PROBLEM —
Each line that holds the word "JSON" should be returned.

RECORDS —
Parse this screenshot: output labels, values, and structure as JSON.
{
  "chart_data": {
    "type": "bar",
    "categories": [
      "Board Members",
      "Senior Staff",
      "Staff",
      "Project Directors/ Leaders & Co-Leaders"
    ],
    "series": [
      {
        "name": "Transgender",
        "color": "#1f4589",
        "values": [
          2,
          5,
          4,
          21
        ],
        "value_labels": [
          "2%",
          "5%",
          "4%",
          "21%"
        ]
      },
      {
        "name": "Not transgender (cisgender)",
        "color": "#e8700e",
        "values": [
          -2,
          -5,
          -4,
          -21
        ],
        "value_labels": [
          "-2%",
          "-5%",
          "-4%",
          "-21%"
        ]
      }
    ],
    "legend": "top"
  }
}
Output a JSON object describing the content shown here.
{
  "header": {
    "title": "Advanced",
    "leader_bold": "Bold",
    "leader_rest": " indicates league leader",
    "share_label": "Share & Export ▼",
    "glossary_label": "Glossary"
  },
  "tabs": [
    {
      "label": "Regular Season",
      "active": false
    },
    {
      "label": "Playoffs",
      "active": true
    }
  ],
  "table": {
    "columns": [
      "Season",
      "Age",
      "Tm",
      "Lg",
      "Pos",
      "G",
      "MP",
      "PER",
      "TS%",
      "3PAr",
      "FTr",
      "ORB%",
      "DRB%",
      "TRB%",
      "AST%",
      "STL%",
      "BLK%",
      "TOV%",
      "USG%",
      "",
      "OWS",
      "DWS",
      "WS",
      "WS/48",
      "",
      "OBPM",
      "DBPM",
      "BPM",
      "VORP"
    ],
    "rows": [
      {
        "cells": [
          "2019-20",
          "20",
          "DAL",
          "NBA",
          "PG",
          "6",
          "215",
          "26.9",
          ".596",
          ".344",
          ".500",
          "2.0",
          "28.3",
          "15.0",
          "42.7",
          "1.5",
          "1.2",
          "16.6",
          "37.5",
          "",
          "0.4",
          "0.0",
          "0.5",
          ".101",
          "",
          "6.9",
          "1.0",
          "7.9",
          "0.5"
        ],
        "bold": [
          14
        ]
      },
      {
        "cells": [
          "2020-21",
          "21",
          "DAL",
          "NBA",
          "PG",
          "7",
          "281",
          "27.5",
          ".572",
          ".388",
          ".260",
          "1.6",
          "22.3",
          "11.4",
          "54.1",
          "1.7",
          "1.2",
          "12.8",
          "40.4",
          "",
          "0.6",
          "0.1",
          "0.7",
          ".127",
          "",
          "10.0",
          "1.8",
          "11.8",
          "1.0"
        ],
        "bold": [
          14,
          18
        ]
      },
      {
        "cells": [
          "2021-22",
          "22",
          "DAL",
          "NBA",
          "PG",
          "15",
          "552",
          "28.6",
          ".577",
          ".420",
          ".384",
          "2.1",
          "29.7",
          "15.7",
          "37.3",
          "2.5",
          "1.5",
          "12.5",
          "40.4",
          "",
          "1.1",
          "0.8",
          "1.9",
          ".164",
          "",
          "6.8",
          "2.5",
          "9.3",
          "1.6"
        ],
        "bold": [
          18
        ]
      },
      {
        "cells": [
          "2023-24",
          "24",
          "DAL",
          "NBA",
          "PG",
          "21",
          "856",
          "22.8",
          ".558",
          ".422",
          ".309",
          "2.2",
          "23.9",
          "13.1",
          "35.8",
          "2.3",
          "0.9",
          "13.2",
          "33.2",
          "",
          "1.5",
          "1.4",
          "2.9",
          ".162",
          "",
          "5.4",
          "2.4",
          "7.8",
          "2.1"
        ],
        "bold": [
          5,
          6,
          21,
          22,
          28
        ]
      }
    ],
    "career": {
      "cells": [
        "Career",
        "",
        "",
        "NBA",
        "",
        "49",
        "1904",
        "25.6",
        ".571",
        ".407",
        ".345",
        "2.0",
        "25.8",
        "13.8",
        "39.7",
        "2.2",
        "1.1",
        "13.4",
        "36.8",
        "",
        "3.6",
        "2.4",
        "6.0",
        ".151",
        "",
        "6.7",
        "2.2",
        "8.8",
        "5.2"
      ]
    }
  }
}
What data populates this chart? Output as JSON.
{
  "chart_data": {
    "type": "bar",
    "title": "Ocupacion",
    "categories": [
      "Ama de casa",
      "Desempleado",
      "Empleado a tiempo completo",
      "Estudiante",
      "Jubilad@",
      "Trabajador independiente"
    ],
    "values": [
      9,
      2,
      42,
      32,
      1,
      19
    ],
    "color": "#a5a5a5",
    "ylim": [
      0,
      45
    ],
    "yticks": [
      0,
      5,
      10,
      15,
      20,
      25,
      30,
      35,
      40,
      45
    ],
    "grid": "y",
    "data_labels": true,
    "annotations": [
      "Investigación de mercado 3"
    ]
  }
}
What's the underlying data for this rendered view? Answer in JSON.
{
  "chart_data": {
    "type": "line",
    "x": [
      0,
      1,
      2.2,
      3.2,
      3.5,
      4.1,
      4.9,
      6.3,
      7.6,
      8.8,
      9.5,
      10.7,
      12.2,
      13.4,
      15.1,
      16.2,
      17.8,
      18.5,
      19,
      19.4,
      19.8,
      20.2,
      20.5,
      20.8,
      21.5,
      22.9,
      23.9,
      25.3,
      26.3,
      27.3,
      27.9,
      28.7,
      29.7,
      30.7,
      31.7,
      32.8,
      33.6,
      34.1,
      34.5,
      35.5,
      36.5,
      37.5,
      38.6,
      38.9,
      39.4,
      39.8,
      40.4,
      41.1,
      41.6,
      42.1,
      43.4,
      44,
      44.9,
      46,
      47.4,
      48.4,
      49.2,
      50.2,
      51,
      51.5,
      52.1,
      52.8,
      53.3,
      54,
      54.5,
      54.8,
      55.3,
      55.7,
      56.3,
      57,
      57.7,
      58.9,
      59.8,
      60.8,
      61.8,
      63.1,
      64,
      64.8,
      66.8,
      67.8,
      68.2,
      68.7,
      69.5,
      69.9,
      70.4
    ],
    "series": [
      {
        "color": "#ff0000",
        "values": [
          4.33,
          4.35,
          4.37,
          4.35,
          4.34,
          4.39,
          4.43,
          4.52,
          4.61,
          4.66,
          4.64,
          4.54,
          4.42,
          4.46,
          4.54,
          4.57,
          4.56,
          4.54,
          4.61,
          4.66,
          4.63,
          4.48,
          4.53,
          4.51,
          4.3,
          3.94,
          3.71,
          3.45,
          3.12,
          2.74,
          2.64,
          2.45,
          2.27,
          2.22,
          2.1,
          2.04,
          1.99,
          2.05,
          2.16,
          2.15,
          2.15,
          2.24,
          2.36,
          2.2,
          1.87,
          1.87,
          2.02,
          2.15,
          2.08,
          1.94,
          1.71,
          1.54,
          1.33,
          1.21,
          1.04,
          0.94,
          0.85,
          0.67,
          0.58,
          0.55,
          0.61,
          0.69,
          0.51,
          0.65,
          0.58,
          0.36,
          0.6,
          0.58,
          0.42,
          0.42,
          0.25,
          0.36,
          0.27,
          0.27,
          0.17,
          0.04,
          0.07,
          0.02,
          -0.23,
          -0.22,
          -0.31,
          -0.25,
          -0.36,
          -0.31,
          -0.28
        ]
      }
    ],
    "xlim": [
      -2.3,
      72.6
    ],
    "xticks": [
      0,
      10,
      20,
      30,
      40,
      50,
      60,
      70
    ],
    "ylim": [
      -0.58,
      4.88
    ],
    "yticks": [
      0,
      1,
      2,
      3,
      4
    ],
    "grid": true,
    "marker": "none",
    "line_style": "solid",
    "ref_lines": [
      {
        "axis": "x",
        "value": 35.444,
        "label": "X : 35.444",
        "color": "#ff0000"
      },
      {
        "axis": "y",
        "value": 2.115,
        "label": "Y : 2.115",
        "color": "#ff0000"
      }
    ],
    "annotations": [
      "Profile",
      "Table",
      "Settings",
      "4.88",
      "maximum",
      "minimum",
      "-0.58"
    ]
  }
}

ANSWER TO THE PROBLEM —
Parse this screenshot: output labels, values, and structure as JSON.
Output a JSON object describing the content shown here.
What data populates this chart? Output as JSON.
What's the underlying data for this rendered view? Answer in JSON.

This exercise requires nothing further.